# Request:
Gather each line of the records where "vline" appears.

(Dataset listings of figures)
************
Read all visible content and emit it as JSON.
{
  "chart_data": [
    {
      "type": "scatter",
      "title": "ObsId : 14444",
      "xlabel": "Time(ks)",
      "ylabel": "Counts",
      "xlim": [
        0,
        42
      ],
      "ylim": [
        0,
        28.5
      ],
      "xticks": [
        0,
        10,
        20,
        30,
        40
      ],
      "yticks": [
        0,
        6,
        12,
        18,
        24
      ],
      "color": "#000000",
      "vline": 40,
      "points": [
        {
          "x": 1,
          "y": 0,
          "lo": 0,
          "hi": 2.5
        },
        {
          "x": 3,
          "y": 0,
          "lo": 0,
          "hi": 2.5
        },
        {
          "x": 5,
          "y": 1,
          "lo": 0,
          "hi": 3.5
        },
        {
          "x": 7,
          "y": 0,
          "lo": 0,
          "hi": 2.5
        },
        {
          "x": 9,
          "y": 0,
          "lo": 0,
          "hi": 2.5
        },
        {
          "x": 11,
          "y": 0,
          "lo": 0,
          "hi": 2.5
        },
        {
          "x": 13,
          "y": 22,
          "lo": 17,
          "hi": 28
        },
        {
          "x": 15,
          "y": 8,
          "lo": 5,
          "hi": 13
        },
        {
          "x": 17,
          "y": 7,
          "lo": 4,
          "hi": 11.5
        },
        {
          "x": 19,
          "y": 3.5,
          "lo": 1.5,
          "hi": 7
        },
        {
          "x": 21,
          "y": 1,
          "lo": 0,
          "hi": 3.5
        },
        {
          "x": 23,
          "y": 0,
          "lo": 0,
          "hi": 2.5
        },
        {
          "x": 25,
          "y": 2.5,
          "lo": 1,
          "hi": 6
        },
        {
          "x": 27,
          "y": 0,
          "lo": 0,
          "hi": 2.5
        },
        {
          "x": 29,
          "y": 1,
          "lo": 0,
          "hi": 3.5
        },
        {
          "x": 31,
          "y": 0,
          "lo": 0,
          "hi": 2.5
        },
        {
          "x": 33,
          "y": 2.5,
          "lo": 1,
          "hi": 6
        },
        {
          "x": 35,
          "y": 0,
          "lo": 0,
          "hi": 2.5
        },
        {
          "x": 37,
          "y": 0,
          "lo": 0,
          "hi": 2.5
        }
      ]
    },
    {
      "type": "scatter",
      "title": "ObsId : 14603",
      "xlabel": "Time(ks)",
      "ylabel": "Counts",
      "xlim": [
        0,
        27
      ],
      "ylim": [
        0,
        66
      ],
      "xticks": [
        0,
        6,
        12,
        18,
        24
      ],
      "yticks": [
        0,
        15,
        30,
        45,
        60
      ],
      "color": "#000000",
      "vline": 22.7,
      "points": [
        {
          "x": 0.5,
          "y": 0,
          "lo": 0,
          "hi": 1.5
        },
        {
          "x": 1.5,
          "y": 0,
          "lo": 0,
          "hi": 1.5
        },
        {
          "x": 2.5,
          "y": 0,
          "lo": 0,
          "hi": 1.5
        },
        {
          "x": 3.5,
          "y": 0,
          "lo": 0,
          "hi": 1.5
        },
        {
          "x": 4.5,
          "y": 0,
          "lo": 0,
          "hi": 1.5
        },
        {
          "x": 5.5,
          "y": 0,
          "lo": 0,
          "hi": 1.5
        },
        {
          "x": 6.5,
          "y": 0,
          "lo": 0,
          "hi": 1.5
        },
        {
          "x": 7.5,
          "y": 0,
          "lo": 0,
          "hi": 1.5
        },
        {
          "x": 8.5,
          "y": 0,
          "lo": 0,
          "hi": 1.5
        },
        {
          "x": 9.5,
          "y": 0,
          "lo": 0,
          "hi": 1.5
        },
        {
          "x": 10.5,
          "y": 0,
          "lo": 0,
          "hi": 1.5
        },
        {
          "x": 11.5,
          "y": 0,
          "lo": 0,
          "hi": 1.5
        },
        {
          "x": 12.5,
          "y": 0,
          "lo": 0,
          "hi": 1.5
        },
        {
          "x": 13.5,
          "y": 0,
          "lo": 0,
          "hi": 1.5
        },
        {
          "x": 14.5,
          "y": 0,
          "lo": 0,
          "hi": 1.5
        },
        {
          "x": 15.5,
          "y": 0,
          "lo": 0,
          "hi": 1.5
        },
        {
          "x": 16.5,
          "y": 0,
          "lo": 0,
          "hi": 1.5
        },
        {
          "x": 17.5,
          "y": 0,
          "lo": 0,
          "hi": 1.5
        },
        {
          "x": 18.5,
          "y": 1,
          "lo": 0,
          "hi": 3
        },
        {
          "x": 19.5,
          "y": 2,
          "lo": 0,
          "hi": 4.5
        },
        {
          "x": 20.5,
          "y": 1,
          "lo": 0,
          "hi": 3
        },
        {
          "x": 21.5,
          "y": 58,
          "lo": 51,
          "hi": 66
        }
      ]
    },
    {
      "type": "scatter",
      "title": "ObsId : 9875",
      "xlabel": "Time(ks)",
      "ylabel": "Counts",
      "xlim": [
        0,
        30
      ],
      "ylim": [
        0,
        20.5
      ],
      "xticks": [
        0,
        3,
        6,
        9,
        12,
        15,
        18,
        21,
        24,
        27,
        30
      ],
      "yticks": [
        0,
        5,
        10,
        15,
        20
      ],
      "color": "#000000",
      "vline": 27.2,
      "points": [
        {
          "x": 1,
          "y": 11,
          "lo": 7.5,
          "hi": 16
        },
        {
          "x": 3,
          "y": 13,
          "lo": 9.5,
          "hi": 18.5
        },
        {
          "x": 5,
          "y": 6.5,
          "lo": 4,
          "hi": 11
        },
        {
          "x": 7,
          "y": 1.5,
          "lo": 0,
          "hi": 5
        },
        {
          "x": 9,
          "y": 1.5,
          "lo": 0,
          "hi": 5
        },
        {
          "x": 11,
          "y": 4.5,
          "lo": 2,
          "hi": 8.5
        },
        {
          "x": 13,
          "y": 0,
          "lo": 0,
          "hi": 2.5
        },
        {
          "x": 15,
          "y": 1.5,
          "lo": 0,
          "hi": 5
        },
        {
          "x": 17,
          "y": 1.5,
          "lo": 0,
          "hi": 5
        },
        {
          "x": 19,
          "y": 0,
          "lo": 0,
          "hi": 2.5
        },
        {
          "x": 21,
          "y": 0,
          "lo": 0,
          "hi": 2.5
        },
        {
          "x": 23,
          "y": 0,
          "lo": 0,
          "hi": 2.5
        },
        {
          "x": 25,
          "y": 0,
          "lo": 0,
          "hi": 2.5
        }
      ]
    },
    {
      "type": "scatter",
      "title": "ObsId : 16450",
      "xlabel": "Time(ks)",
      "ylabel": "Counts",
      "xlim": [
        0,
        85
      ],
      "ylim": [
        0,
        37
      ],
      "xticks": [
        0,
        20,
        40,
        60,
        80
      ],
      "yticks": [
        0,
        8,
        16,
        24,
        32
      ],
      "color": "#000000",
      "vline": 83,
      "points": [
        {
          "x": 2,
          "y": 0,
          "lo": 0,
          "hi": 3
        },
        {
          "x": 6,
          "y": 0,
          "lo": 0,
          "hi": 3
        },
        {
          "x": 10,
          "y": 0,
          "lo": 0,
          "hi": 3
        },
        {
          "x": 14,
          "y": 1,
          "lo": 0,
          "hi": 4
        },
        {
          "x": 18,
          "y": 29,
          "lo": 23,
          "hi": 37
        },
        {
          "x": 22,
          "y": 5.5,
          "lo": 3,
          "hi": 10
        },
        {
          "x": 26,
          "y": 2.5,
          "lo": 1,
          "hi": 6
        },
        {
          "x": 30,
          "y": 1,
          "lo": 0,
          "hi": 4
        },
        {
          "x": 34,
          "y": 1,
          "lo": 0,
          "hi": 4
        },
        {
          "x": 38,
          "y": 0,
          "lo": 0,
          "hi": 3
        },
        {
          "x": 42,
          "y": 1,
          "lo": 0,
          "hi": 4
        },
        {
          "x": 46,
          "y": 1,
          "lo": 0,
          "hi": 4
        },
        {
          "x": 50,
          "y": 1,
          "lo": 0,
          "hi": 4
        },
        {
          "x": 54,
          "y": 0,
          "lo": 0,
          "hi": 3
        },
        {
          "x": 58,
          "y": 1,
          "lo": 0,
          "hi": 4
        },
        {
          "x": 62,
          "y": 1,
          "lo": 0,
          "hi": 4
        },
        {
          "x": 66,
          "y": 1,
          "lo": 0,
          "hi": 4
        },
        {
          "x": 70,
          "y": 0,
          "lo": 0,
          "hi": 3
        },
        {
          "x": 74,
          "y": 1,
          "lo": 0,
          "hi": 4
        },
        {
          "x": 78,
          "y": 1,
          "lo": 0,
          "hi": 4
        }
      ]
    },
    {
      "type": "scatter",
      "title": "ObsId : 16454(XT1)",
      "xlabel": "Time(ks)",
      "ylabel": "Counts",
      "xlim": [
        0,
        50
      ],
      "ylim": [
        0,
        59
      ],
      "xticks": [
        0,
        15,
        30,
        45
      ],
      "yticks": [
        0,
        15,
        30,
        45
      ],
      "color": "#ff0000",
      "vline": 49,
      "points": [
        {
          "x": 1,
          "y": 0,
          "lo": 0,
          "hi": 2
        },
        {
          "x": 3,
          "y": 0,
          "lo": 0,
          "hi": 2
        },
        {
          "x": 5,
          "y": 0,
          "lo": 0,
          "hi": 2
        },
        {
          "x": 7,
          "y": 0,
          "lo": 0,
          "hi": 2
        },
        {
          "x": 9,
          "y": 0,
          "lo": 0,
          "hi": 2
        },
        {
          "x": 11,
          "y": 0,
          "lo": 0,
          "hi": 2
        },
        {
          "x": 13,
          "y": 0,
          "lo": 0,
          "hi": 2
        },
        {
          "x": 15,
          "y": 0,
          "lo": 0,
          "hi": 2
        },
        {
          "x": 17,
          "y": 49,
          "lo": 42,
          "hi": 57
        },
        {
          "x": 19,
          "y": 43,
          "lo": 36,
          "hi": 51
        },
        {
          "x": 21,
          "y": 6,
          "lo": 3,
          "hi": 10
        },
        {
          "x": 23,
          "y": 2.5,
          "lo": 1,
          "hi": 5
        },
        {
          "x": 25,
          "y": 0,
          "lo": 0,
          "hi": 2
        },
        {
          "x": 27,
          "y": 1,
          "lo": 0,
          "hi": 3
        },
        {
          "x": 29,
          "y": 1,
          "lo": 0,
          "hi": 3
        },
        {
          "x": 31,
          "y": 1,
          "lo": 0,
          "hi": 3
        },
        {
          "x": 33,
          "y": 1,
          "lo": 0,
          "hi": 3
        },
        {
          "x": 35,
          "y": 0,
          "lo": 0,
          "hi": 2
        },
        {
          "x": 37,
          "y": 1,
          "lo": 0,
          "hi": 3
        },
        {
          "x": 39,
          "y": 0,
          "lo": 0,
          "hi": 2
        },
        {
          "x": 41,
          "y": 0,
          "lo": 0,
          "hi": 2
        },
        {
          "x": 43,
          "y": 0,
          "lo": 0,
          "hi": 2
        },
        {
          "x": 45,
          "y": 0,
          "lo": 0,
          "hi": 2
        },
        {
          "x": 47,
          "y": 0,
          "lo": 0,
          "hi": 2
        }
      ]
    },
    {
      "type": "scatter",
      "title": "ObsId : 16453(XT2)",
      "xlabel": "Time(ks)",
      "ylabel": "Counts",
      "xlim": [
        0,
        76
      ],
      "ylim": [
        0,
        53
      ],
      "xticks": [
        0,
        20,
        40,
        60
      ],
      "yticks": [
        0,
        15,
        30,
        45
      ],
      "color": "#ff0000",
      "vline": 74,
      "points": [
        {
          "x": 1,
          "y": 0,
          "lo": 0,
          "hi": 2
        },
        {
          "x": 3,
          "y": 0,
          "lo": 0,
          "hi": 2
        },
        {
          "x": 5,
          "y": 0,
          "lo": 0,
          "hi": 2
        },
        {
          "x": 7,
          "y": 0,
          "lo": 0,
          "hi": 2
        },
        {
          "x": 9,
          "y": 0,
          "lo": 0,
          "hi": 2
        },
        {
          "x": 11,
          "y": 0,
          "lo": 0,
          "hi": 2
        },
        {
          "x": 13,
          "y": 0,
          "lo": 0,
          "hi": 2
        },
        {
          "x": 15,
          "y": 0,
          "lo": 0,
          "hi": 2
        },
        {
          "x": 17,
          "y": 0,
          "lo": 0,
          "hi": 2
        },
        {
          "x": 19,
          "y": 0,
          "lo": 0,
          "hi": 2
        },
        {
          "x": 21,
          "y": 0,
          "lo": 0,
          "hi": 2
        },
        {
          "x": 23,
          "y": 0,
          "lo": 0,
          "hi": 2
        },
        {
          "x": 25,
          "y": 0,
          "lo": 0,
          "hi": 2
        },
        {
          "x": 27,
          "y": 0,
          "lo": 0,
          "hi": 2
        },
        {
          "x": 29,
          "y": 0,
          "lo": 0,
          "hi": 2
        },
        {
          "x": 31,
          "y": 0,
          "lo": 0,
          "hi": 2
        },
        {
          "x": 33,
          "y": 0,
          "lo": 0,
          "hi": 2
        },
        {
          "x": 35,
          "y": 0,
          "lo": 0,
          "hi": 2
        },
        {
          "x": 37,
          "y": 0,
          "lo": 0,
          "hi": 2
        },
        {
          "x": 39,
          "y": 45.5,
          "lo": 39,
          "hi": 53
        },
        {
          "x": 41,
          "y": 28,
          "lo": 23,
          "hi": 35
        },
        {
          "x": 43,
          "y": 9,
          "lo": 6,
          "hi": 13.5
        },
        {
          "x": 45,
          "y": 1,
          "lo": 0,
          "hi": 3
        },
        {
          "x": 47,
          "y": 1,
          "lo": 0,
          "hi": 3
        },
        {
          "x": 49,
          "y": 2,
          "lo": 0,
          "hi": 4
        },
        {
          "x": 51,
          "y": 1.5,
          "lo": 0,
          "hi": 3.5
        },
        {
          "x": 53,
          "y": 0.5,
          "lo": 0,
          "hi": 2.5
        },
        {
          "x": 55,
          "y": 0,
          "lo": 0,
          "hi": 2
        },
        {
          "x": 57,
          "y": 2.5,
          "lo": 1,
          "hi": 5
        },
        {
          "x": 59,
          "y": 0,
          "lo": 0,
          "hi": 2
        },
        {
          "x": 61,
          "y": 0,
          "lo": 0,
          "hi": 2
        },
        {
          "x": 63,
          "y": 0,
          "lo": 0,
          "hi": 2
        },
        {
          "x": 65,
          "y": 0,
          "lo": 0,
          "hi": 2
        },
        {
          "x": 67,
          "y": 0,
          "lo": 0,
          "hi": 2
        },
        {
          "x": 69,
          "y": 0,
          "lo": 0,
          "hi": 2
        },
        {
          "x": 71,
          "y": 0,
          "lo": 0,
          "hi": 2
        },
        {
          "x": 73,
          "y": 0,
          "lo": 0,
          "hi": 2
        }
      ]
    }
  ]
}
************
# Result of this task:
      "vline": 40,
      "vline": 22.7,
      "vline": 27.2,
      "vline": 83,
      "vline": 49,
      "vline": 74,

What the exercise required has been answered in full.